* BEGIN Extracted information *
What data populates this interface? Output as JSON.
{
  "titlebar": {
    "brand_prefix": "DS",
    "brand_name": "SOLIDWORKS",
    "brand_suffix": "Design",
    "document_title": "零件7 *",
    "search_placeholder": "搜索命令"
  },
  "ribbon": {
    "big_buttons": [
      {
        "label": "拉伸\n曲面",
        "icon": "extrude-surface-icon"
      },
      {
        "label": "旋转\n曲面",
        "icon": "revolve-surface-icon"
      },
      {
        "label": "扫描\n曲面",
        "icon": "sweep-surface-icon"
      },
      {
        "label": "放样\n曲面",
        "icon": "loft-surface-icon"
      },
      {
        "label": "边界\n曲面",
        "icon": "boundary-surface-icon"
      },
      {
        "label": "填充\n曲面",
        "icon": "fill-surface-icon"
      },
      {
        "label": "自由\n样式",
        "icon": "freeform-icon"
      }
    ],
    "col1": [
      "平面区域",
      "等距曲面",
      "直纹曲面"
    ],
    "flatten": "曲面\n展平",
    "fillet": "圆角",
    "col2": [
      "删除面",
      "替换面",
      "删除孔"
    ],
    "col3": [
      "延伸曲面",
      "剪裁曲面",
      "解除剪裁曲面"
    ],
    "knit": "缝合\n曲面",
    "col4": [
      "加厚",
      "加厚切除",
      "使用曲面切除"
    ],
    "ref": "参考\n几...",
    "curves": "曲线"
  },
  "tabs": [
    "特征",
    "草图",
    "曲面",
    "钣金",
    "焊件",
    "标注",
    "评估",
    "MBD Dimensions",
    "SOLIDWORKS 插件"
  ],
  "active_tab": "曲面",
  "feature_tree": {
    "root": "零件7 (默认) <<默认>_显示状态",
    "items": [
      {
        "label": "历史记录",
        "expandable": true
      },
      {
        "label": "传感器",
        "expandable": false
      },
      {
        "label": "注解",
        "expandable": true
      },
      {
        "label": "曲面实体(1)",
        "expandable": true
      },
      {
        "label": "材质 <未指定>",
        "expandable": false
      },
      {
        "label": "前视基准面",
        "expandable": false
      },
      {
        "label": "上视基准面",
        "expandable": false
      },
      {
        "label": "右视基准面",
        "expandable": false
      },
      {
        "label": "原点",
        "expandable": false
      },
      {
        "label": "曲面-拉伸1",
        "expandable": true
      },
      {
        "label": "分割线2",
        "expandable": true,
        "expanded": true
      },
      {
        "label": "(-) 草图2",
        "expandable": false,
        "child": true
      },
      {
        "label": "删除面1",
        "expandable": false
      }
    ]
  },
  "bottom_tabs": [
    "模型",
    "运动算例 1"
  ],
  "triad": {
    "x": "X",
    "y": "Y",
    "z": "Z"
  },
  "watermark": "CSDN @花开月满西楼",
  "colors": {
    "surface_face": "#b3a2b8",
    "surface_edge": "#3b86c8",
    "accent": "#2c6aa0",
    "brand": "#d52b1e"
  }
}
* END Extracted information *
● **What the exercise asks**: Reproduce the material exactly, with every line intact.

● **Solution**:
What data populates this interface? Output as JSON.
{
  "titlebar": {
    "brand_prefix": "DS",
    "brand_name": "SOLIDWORKS",
    "brand_suffix": "Design",
    "document_title": "零件7 *",
    "search_placeholder": "搜索命令"
  },
  "ribbon": {
    "big_buttons": [
      {
        "label": "拉伸\n曲面",
        "icon": "extrude-surface-icon"
      },
      {
        "label": "旋转\n曲面",
        "icon": "revolve-surface-icon"
      },
      {
        "label": "扫描\n曲面",
        "icon": "sweep-surface-icon"
      },
      {
        "label": "放样\n曲面",
        "icon": "loft-surface-icon"
      },
      {
        "label": "边界\n曲面",
        "icon": "boundary-surface-icon"
      },
      {
        "label": "填充\n曲面",
        "icon": "fill-surface-icon"
      },
      {
        "label": "自由\n样式",
        "icon": "freeform-icon"
      }
    ],
    "col1": [
      "平面区域",
      "等距曲面",
      "直纹曲面"
    ],
    "flatten": "曲面\n展平",
    "fillet": "圆角",
    "col2": [
      "删除面",
      "替换面",
      "删除孔"
    ],
    "col3": [
      "延伸曲面",
      "剪裁曲面",
      "解除剪裁曲面"
    ],
    "knit": "缝合\n曲面",
    "col4": [
      "加厚",
      "加厚切除",
      "使用曲面切除"
    ],
    "ref": "参考\n几...",
    "curves": "曲线"
  },
  "tabs": [
    "特征",
    "草图",
    "曲面",
    "钣金",
    "焊件",
    "标注",
    "评估",
    "MBD Dimensions",
    "SOLIDWORKS 插件"
  ],
  "active_tab": "曲面",
  "feature_tree": {
    "root": "零件7 (默认) <<默认>_显示状态",
    "items": [
      {
        "label": "历史记录",
        "expandable": true
      },
      {
        "label": "传感器",
        "expandable": false
      },
      {
        "label": "注解",
        "expandable": true
      },
      {
        "label": "曲面实体(1)",
        "expandable": true
      },
      {
        "label": "材质 <未指定>",
        "expandable": false
      },
      {
        "label": "前视基准面",
        "expandable": false
      },
      {
        "label": "上视基准面",
        "expandable": false
      },
      {
        "label": "右视基准面",
        "expandable": false
      },
      {
        "label": "原点",
        "expandable": false
      },
      {
        "label": "曲面-拉伸1",
        "expandable": true
      },
      {
        "label": "分割线2",
        "expandable": true,
        "expanded": true
      },
      {
        "label": "(-) 草图2",
        "expandable": false,
        "child": true
      },
      {
        "label": "删除面1",
        "expandable": false
      }
    ]
  },
  "bottom_tabs": [
    "模型",
    "运动算例 1"
  ],
  "triad": {
    "x": "X",
    "y": "Y",
    "z": "Z"
  },
  "watermark": "CSDN @花开月满西楼",
  "colors": {
    "surface_face": "#b3a2b8",
    "surface_edge": "#3b86c8",
    "accent": "#2c6aa0",
    "brand": "#d52b1e"
  }
}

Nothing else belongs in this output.